== ACTIONS TO TAKE ==
[1] In the interview notice, edit the part that opens with the words "1/26 interview of" and closes with "candidate Tsai Ing-wen." by replacing "Presidential" with "presidential".
[2] List every person named in the interview notice.
[3] According to the interview notice, where was Su Beng interviewed?

1/26 interview of Su Beng with Samuel Lee of LATWTV (Part 1 of 3)

Recently, on January 26th, Su Beng was interviewed at his home in Sinjhuan, Taipei by Samuel Lee of LATWTV. He talked with Mr. Lee about his observations in the months leading up to the Presidential election in Taiwan. For about 2 months prior to the (January 14) Presidential election, he and his Taiwan Independence Action Motorcade traveled around the island of Taiwan in an effort to get out the vote for Democratic Progressive Party Presidential candidate Tsai Ing-wen.

UPDATE (February 29, 2012): Here's the first 20 minutes or 1/3 of the interview (conducted in Taiwanese and Mandarin Chinese) with Su Beng. The translation (from 0:00:00 to 0:19:42) appears below. *Special Thanks to Professor Ching Lee for his invaluable assistance with this and future translation of this interview.

Stay tuned for translation of the second third of the interview.

== INFORMATION PROVIDED ==
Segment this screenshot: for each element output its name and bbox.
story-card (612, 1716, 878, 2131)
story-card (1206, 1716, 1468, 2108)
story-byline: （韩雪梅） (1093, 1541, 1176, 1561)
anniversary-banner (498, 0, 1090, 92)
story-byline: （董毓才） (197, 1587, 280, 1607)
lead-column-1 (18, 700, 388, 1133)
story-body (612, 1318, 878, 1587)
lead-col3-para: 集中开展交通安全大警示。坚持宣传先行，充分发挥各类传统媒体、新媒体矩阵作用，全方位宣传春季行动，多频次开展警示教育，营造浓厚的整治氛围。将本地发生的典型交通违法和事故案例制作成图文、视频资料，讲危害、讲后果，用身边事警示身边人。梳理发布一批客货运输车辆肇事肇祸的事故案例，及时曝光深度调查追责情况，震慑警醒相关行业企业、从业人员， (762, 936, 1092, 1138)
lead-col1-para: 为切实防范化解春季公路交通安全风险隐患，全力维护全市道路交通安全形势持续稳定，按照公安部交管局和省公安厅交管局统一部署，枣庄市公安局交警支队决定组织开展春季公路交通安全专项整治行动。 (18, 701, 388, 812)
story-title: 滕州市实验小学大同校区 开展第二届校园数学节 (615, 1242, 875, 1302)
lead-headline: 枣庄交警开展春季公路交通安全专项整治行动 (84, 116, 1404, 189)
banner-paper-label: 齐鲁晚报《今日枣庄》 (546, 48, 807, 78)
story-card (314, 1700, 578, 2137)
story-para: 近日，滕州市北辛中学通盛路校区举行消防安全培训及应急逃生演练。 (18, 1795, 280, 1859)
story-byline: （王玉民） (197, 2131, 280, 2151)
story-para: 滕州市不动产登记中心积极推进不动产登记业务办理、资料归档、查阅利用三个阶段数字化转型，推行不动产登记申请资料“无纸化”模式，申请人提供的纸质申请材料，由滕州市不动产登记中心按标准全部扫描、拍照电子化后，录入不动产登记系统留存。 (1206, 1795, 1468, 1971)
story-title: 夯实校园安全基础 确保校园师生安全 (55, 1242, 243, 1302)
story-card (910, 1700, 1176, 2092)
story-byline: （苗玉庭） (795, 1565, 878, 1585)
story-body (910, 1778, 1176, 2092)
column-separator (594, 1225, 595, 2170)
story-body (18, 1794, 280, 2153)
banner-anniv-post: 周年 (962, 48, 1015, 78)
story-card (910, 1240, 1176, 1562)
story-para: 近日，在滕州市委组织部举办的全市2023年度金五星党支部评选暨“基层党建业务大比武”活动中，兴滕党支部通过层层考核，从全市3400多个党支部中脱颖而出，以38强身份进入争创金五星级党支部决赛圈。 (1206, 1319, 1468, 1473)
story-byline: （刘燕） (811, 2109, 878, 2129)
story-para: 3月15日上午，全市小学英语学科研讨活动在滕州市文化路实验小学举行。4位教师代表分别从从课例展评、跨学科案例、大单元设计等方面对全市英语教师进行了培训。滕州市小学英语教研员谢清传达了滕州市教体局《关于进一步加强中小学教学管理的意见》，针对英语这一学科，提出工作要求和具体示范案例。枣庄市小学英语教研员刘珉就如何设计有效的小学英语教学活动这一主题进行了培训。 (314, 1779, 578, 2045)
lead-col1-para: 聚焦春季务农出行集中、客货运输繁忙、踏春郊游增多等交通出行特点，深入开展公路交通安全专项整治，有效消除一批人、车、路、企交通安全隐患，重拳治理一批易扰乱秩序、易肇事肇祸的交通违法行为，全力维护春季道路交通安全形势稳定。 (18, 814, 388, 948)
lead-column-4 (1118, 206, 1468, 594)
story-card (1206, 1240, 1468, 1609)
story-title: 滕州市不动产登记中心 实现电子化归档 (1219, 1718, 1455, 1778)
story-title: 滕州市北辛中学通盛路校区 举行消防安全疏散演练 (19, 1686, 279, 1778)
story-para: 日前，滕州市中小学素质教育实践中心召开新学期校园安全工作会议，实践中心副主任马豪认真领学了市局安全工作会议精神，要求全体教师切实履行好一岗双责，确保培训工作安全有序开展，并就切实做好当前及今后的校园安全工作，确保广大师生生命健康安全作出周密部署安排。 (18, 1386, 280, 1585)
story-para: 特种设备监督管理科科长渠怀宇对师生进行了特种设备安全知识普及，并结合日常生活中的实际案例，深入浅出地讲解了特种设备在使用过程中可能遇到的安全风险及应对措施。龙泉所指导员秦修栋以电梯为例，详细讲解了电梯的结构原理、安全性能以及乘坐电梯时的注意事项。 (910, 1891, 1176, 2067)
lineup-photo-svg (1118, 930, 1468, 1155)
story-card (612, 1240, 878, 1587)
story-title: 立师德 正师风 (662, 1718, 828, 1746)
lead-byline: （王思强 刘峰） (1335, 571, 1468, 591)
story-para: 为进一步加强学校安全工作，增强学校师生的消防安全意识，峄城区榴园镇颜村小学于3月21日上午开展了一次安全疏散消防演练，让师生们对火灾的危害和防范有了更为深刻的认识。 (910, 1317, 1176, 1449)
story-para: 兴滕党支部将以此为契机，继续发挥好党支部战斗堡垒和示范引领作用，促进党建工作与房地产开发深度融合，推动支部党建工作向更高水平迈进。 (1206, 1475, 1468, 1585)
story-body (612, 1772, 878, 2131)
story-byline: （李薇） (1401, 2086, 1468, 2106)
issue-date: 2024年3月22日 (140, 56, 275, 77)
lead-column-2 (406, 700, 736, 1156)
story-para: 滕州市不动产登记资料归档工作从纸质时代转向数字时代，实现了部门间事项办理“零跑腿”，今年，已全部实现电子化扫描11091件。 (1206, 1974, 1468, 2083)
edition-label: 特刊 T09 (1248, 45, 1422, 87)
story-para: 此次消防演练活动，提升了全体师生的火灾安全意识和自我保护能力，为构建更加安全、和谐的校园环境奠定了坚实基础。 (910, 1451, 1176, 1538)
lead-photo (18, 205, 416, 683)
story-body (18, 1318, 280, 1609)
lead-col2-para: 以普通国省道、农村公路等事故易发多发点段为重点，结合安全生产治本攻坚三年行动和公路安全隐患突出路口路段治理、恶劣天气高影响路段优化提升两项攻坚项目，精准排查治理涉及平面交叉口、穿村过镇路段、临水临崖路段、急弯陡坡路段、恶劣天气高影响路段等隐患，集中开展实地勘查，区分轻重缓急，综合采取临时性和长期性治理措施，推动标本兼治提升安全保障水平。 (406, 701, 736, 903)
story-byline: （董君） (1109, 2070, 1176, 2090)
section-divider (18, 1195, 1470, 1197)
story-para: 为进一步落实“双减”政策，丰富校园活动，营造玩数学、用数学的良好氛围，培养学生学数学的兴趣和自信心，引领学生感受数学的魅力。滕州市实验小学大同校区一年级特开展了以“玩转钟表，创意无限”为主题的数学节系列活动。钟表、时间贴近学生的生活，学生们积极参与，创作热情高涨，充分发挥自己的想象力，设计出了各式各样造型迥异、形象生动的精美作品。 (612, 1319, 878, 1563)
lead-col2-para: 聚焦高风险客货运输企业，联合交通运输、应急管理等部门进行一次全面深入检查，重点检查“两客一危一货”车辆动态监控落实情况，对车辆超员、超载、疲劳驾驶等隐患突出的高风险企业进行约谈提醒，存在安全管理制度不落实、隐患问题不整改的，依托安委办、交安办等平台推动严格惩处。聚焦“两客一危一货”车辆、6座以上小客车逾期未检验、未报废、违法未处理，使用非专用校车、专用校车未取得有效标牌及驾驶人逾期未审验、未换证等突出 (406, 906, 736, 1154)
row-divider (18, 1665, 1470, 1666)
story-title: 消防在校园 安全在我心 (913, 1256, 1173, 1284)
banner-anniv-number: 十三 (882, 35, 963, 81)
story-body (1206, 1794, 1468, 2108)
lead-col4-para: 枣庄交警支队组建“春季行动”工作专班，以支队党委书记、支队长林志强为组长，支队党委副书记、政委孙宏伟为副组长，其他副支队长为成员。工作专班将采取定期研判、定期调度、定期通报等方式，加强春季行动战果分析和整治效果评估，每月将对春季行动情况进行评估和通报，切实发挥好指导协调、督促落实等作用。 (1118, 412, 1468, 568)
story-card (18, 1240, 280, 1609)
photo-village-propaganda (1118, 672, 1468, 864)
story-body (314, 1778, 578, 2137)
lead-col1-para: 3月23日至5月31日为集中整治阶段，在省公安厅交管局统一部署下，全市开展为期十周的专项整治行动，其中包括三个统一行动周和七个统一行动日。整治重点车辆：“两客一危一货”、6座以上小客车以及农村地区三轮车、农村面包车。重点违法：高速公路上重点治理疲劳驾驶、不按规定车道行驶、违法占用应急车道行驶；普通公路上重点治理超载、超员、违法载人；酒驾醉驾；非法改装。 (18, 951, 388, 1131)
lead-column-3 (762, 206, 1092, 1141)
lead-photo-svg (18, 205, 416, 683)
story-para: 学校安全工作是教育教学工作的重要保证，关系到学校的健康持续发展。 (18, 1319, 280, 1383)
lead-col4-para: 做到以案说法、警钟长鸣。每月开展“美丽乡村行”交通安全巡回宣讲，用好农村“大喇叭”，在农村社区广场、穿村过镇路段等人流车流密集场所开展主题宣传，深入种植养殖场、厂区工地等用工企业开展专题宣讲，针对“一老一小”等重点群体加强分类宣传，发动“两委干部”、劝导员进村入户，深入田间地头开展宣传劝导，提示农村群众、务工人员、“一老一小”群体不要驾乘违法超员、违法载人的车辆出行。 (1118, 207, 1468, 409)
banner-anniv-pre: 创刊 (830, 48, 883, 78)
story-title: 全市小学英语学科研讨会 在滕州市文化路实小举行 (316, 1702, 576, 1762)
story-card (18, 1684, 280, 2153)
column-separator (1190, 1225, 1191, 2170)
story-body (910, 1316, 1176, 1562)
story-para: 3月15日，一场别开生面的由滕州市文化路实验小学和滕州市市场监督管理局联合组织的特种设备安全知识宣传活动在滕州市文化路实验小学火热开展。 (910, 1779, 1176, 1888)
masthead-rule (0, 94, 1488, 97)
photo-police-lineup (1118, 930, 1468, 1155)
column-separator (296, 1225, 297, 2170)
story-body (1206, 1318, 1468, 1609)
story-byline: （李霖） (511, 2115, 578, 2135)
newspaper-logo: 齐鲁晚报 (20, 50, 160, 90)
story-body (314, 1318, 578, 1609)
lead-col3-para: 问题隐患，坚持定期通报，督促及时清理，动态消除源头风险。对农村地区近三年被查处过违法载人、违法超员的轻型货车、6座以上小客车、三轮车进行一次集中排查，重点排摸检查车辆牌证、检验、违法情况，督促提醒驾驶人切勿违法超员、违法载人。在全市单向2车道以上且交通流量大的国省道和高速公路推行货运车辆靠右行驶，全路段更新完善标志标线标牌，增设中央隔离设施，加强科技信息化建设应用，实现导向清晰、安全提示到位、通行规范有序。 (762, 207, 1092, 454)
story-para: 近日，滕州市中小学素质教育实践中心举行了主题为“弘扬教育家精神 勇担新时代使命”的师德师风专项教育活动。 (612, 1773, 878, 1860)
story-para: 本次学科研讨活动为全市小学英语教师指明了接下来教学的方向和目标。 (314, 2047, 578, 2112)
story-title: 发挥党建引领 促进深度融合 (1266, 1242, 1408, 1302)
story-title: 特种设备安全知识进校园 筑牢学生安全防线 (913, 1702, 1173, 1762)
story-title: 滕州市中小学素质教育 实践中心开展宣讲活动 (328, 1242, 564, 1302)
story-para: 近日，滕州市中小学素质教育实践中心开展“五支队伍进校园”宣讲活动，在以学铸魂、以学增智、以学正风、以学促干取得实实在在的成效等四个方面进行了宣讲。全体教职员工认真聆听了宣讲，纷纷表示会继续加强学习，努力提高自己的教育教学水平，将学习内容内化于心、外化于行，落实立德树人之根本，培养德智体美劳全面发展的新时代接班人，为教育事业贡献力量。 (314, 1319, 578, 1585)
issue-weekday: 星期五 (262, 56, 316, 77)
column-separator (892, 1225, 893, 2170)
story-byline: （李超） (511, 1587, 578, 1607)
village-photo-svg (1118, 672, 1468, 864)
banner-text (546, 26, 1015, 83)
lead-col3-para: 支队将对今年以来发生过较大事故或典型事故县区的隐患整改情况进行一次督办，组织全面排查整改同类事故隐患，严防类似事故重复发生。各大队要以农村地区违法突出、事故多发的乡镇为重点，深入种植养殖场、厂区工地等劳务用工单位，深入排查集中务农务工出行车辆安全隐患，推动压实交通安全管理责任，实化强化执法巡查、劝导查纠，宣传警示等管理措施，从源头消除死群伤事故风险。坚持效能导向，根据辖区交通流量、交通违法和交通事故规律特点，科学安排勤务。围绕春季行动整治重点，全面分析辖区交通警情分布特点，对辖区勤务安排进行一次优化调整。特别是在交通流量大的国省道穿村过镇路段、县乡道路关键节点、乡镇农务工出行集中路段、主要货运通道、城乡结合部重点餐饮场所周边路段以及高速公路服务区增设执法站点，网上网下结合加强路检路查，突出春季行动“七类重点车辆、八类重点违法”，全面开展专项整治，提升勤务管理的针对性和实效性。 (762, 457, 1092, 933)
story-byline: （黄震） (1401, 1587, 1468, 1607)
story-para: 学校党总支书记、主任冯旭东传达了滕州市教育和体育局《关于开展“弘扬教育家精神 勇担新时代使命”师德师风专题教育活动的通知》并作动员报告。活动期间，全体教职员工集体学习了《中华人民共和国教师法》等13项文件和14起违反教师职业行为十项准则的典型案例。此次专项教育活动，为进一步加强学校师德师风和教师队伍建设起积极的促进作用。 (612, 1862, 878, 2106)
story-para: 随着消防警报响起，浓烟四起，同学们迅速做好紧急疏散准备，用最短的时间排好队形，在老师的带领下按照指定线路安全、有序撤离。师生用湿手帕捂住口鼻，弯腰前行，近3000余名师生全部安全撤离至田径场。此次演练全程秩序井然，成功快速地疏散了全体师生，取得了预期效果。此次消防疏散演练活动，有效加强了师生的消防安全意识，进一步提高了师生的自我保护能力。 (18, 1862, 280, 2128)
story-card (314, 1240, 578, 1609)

== SOLUTIONS TO THE TASKS ==
[1]
1/26 interview of Su Beng with Samuel Lee of LATWTV (Part 1 of 3)

Recently, on January 26th, Su Beng was interviewed at his home in Sinjhuan, Taipei by Samuel Lee of LATWTV. He talked with Mr. Lee about his observations in the months leading up to the presidential election in Taiwan. For about 2 months prior to the (January 14) presidential election, he and his Taiwan Independence Action Motorcade traveled around the island of Taiwan in an effort to get out the vote for Democratic Progressive Party presidential candidate Tsai Ing-wen.

[2]
Su Beng
Samuel Lee
Tsai Ing-wen
Ching Lee

[3] At his home in Sinjhuan, Taipei.